#### Work instructions:
Extract the complete listing and output it unchanged.

#### Excerpted data:
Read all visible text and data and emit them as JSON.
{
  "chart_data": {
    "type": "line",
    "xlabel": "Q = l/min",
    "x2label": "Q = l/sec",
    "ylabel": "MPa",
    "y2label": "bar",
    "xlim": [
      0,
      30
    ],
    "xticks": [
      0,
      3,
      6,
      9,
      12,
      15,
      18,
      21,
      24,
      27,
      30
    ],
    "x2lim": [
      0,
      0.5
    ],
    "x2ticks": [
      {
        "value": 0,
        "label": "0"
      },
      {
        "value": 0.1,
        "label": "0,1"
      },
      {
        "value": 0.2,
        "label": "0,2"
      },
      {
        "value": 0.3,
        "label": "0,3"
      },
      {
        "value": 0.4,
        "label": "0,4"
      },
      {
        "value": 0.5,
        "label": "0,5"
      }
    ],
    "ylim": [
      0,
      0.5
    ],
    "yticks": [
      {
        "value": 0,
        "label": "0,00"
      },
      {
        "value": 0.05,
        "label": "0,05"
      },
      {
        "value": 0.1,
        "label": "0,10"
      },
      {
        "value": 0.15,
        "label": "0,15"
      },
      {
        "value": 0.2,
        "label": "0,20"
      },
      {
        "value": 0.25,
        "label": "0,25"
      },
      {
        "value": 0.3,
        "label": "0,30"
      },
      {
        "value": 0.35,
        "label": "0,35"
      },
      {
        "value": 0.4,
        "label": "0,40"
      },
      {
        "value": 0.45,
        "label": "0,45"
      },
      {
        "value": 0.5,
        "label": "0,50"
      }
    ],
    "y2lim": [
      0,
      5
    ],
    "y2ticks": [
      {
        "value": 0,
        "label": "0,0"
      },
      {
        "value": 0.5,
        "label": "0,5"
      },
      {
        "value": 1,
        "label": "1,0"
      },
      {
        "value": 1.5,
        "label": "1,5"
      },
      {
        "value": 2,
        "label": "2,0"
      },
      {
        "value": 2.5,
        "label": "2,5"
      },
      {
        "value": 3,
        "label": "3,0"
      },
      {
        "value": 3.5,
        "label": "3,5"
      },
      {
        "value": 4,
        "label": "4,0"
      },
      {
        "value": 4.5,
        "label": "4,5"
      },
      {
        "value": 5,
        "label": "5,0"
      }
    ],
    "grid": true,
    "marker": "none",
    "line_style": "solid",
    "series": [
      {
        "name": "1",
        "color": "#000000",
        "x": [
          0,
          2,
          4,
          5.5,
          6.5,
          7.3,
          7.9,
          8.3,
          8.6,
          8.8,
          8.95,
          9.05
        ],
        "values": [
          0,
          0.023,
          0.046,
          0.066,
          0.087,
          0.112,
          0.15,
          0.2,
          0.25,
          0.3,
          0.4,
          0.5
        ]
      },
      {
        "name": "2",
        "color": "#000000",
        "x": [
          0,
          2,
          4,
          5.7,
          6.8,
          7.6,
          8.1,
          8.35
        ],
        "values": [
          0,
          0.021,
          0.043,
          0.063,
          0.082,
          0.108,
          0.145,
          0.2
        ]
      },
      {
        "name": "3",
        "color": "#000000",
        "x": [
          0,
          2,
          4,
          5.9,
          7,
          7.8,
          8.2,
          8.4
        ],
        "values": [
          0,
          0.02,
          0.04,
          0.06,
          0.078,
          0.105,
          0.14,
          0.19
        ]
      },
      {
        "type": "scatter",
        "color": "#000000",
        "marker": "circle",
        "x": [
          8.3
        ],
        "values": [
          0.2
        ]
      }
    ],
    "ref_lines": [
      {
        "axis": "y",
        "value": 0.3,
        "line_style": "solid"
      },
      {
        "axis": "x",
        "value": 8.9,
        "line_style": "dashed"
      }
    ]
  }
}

#### Task response:
Read all visible text and data and emit them as JSON.
{
  "chart_data": {
    "type": "line",
    "xlabel": "Q = l/min",
    "x2label": "Q = l/sec",
    "ylabel": "MPa",
    "y2label": "bar",
    "xlim": [
      0,
      30
    ],
    "xticks": [
      0,
      3,
      6,
      9,
      12,
      15,
      18,
      21,
      24,
      27,
      30
    ],
    "x2lim": [
      0,
      0.5
    ],
    "x2ticks": [
      {
        "value": 0,
        "label": "0"
      },
      {
        "value": 0.1,
        "label": "0,1"
      },
      {
        "value": 0.2,
        "label": "0,2"
      },
      {
        "value": 0.3,
        "label": "0,3"
      },
      {
        "value": 0.4,
        "label": "0,4"
      },
      {
        "value": 0.5,
        "label": "0,5"
      }
    ],
    "ylim": [
      0,
      0.5
    ],
    "yticks": [
      {
        "value": 0,
        "label": "0,00"
      },
      {
        "value": 0.05,
        "label": "0,05"
      },
      {
        "value": 0.1,
        "label": "0,10"
      },
      {
        "value": 0.15,
        "label": "0,15"
      },
      {
        "value": 0.2,
        "label": "0,20"
      },
      {
        "value": 0.25,
        "label": "0,25"
      },
      {
        "value": 0.3,
        "label": "0,30"
      },
      {
        "value": 0.35,
        "label": "0,35"
      },
      {
        "value": 0.4,
        "label": "0,40"
      },
      {
        "value": 0.45,
        "label": "0,45"
      },
      {
        "value": 0.5,
        "label": "0,50"
      }
    ],
    "y2lim": [
      0,
      5
    ],
    "y2ticks": [
      {
        "value": 0,
        "label": "0,0"
      },
      {
        "value": 0.5,
        "label": "0,5"
      },
      {
        "value": 1,
        "label": "1,0"
      },
      {
        "value": 1.5,
        "label": "1,5"
      },
      {
        "value": 2,
        "label": "2,0"
      },
      {
        "value": 2.5,
        "label": "2,5"
      },
      {
        "value": 3,
        "label": "3,0"
      },
      {
        "value": 3.5,
        "label": "3,5"
      },
      {
        "value": 4,
        "label": "4,0"
      },
      {
        "value": 4.5,
        "label": "4,5"
      },
      {
        "value": 5,
        "label": "5,0"
      }
    ],
    "grid": true,
    "marker": "none",
    "line_style": "solid",
    "series": [
      {
        "name": "1",
        "color": "#000000",
        "x": [
          0,
          2,
          4,
          5.5,
          6.5,
          7.3,
          7.9,
          8.3,
          8.6,
          8.8,
          8.95,
          9.05
        ],
        "values": [
          0,
          0.023,
          0.046,
          0.066,
          0.087,
          0.112,
          0.15,
          0.2,
          0.25,
          0.3,
          0.4,
          0.5
        ]
      },
      {
        "name": "2",
        "color": "#000000",
        "x": [
          0,
          2,
          4,
          5.7,
          6.8,
          7.6,
          8.1,
          8.35
        ],
        "values": [
          0,
          0.021,
          0.043,
          0.063,
          0.082,
          0.108,
          0.145,
          0.2
        ]
      },
      {
        "name": "3",
        "color": "#000000",
        "x": [
          0,
          2,
          4,
          5.9,
          7,
          7.8,
          8.2,
          8.4
        ],
        "values": [
          0,
          0.02,
          0.04,
          0.06,
          0.078,
          0.105,
          0.14,
          0.19
        ]
      },
      {
        "type": "scatter",
        "color": "#000000",
        "marker": "circle",
        "x": [
          8.3
        ],
        "values": [
          0.2
        ]
      }
    ],
    "ref_lines": [
      {
        "axis": "y",
        "value": 0.3,
        "line_style": "solid"
      },
      {
        "axis": "x",
        "value": 8.9,
        "line_style": "dashed"
      }
    ]
  }
}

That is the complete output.